▶ **To do**
Only lines holding the word "mmol" should be copied from the material.

▶ **Records for the exercise**

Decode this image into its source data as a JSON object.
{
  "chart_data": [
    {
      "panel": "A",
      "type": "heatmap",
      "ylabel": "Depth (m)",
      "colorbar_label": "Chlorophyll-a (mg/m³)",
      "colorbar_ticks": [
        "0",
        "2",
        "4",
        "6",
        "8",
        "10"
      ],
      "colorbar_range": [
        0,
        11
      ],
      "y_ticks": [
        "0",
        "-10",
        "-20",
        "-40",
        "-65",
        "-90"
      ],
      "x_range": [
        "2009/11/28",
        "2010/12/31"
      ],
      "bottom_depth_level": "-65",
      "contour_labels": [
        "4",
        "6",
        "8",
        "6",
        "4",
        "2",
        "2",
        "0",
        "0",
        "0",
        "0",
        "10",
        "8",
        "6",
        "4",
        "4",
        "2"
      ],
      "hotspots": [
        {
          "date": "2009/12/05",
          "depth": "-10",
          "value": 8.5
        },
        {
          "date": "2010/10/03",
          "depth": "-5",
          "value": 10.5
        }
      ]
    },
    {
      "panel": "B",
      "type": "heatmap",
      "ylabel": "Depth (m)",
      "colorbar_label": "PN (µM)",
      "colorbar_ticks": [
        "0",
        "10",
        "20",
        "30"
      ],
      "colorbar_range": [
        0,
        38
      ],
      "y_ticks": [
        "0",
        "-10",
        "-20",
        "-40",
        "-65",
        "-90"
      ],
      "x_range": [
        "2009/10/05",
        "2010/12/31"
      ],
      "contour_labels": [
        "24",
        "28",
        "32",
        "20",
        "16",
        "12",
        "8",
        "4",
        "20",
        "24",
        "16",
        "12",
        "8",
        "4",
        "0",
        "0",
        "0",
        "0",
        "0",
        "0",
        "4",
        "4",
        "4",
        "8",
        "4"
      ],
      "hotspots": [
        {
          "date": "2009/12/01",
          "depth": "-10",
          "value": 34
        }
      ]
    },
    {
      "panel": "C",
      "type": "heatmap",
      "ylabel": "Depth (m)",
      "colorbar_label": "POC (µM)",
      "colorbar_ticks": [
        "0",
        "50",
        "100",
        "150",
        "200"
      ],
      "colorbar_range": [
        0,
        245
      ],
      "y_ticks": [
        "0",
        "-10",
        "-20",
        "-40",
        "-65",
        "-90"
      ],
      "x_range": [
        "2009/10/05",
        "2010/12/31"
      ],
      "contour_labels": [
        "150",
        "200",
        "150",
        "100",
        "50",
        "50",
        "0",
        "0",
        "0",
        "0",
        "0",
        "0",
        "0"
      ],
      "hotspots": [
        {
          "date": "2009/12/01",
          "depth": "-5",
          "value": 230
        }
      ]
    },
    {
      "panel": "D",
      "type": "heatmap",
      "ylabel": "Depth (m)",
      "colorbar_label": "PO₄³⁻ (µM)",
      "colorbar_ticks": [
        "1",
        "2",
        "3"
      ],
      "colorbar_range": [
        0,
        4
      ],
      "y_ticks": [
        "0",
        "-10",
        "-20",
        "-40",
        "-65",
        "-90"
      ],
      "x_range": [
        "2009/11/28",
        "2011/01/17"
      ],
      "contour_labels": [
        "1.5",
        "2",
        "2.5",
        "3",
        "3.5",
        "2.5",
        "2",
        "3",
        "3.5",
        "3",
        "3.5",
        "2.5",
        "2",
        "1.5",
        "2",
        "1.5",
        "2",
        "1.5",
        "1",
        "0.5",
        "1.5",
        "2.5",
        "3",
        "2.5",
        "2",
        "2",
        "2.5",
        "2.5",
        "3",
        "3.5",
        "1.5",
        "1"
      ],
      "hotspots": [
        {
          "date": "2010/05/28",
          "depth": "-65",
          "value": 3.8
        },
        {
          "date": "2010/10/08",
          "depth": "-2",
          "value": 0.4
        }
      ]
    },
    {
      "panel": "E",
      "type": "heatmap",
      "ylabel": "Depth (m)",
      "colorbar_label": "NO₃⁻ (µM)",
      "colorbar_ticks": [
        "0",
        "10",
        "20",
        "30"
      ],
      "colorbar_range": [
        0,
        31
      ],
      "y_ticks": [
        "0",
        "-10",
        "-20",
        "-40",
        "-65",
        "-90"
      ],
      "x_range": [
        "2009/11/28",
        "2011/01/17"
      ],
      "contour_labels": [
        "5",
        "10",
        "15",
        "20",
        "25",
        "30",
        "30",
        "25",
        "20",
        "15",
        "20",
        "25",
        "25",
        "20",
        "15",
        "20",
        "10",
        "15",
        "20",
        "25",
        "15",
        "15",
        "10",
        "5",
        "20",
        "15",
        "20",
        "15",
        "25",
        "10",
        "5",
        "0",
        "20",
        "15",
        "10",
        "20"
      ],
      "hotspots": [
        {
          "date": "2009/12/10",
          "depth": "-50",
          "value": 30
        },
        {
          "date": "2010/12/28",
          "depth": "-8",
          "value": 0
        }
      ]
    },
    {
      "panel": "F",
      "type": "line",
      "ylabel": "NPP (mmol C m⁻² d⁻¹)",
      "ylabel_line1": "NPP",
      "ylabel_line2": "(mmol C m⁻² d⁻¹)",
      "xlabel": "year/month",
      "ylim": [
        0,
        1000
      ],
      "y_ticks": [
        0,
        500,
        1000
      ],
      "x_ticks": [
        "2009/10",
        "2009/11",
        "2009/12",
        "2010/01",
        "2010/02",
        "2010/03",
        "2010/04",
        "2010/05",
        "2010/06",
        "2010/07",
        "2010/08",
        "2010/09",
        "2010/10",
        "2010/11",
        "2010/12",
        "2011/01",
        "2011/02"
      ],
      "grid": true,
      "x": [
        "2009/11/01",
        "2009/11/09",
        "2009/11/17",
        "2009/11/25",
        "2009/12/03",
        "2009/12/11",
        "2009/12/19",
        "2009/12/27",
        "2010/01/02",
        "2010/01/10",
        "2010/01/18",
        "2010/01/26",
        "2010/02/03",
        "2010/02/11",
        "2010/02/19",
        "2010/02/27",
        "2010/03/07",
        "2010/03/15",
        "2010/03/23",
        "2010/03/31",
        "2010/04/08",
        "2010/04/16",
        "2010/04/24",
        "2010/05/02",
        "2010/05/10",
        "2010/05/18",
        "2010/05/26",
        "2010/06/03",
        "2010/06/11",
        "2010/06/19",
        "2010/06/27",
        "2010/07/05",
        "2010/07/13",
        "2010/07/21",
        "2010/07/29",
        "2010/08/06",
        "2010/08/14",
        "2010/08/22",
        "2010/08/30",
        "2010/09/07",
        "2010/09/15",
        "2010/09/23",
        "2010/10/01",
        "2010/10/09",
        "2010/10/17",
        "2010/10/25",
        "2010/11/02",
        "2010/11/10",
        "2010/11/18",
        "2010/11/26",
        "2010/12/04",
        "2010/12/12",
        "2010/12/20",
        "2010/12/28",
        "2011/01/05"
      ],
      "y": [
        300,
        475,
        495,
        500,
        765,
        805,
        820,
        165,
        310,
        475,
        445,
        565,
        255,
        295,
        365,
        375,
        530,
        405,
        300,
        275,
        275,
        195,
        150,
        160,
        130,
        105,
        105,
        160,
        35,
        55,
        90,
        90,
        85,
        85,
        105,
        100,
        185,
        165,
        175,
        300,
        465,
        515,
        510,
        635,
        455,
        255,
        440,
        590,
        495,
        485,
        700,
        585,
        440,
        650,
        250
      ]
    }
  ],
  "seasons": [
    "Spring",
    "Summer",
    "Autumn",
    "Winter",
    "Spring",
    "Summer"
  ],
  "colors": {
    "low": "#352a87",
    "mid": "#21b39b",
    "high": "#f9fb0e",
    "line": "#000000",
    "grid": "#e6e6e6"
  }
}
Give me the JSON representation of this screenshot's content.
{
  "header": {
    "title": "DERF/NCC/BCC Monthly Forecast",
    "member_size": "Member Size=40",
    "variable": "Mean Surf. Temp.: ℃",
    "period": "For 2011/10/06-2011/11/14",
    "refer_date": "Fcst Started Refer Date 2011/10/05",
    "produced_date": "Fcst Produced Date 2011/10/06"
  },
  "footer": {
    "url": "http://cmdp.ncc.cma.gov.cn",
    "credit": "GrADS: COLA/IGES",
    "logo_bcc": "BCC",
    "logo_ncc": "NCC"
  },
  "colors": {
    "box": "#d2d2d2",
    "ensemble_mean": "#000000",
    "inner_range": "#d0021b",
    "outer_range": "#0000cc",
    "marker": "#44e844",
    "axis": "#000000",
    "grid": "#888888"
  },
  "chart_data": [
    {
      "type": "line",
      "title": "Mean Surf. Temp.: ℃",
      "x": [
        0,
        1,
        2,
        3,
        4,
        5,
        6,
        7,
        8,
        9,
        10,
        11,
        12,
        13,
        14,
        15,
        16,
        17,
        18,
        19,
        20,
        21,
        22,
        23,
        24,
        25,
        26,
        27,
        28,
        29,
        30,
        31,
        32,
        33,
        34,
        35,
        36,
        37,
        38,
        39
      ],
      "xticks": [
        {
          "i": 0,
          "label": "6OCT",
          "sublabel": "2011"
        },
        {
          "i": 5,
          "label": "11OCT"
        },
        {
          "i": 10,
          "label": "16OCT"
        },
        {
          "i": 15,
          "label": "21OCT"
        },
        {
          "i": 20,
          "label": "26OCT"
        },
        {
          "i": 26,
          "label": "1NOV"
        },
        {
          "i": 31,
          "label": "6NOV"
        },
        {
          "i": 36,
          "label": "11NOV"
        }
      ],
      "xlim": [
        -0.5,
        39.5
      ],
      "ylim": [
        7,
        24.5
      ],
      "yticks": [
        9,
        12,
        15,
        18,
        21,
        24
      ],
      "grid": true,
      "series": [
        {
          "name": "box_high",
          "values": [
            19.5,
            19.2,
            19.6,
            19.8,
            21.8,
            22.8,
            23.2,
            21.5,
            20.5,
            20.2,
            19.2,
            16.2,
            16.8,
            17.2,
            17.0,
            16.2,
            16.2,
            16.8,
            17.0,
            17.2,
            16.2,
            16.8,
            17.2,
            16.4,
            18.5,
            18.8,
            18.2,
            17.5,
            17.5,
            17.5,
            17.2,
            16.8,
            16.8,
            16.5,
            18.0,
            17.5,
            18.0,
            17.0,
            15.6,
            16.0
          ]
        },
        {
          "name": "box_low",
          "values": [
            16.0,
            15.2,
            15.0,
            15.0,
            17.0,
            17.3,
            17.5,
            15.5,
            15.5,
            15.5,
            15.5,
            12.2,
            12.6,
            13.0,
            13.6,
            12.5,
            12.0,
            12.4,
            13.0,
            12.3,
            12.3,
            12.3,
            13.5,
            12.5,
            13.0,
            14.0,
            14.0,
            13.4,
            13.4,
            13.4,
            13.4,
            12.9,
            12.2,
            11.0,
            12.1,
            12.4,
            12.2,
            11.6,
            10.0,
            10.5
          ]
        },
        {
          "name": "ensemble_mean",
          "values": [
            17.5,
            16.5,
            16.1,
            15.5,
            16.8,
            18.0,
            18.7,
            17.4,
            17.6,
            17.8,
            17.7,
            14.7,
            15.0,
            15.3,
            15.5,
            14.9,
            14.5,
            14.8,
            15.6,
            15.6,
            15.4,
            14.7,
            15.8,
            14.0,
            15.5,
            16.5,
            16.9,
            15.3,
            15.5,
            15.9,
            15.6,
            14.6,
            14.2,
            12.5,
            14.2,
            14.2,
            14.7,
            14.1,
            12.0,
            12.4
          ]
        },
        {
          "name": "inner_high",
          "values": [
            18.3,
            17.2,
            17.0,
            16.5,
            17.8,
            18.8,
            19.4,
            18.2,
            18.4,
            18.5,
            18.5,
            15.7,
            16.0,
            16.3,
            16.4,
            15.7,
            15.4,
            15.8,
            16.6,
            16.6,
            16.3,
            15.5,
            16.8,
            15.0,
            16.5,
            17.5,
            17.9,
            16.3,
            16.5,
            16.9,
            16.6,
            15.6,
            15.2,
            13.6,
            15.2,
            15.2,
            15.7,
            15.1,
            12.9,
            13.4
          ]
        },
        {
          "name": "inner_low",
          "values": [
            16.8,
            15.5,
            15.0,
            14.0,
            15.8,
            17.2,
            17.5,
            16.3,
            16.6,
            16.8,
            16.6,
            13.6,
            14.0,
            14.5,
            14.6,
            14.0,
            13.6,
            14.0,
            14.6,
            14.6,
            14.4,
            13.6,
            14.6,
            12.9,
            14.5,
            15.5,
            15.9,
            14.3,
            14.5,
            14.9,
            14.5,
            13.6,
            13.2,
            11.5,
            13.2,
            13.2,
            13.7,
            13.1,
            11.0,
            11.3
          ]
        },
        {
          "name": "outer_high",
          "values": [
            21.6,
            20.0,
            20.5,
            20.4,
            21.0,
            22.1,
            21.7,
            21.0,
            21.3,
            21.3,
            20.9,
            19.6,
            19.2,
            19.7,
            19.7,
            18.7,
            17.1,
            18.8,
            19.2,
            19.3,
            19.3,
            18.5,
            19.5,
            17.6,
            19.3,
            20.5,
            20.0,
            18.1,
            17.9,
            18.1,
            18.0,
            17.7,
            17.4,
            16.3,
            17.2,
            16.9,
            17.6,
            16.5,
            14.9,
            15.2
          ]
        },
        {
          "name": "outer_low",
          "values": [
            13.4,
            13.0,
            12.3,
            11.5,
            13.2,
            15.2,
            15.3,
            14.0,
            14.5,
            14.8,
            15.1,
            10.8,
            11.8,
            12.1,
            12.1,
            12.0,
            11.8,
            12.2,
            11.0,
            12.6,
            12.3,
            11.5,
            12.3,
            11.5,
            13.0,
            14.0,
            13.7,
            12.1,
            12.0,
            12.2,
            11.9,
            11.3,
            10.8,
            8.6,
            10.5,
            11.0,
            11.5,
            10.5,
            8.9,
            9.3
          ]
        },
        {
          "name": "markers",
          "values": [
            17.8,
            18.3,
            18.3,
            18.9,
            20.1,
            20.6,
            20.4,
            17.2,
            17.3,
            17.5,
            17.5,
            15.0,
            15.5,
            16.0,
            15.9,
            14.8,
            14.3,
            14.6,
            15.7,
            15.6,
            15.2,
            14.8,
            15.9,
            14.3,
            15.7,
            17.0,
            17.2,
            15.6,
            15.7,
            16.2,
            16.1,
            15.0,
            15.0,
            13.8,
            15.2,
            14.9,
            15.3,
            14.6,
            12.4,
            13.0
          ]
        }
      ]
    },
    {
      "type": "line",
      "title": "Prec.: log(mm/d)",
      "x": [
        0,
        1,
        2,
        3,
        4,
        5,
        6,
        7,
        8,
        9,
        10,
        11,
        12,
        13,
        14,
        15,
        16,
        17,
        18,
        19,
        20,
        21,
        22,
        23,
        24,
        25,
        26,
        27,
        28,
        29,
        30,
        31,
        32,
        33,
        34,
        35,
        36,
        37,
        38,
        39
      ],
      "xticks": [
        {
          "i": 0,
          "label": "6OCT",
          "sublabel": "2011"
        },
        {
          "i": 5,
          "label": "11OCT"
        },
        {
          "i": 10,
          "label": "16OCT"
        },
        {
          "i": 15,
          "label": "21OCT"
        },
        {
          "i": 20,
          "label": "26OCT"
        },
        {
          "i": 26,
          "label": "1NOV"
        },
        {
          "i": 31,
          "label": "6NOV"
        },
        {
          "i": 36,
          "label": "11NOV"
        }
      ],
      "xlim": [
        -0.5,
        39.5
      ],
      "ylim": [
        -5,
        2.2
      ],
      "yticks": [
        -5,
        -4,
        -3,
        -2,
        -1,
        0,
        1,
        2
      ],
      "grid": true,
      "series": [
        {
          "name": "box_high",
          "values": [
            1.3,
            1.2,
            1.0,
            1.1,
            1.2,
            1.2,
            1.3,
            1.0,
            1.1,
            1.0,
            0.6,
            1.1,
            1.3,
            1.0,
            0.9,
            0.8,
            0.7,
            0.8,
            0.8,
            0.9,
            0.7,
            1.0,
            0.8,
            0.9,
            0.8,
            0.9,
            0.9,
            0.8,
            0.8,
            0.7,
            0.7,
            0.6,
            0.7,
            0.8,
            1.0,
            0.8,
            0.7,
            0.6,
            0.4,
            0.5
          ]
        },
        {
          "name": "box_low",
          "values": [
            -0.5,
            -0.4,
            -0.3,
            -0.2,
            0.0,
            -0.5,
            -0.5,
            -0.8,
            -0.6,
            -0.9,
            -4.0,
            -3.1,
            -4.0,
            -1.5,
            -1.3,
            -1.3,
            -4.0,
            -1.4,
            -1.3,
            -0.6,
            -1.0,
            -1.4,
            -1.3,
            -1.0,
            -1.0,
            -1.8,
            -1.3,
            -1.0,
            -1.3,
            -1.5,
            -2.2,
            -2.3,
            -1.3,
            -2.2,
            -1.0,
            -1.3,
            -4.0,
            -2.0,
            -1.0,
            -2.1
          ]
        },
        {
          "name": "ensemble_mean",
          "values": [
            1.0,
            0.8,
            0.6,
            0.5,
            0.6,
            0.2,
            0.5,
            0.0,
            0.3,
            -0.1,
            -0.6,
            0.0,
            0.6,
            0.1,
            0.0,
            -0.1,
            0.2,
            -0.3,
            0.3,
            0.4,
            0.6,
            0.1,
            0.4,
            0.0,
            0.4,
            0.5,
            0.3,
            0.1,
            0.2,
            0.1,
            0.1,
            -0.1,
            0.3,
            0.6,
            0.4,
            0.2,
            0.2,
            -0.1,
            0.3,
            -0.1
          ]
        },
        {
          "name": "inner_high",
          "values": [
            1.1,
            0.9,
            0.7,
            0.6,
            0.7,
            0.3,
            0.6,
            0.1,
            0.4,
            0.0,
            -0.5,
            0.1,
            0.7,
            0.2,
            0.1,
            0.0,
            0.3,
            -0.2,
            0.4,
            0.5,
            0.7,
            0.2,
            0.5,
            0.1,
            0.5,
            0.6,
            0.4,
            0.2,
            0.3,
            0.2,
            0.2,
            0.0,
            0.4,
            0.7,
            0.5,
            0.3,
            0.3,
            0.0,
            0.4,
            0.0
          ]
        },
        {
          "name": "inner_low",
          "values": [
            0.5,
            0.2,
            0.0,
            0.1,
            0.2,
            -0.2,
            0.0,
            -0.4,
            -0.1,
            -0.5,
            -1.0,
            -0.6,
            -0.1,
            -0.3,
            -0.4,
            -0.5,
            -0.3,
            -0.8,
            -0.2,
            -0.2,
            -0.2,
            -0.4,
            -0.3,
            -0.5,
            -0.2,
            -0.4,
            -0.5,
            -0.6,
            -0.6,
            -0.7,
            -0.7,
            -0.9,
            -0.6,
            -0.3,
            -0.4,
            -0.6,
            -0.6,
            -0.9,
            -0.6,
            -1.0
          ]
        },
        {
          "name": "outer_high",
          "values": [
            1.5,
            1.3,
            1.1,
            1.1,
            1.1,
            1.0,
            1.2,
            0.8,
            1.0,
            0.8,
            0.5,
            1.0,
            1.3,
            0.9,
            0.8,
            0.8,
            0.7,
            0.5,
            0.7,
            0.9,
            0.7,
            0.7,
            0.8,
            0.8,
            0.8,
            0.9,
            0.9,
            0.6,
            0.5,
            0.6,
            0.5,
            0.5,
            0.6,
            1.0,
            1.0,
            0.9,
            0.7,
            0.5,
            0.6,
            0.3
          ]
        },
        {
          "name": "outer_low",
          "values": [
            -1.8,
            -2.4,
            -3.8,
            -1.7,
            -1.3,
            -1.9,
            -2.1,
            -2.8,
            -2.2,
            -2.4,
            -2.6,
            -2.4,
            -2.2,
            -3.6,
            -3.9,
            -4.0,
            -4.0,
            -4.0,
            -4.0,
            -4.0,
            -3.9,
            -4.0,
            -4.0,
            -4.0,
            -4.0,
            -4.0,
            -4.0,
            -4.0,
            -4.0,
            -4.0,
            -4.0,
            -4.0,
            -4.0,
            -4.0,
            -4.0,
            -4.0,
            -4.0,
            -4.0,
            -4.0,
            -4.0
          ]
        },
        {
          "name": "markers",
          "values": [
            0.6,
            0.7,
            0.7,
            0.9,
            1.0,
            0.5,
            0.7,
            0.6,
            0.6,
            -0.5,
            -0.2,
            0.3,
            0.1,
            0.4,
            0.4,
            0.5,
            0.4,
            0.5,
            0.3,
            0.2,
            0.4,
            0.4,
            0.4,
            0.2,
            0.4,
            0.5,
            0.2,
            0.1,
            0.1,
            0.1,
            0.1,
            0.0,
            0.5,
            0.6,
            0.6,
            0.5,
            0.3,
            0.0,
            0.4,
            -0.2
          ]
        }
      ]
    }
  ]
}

▶ **Output**
      "ylabel": "NPP (mmol C m⁻² d⁻¹)",
      "ylabel_line2": "(mmol C m⁻² d⁻¹)",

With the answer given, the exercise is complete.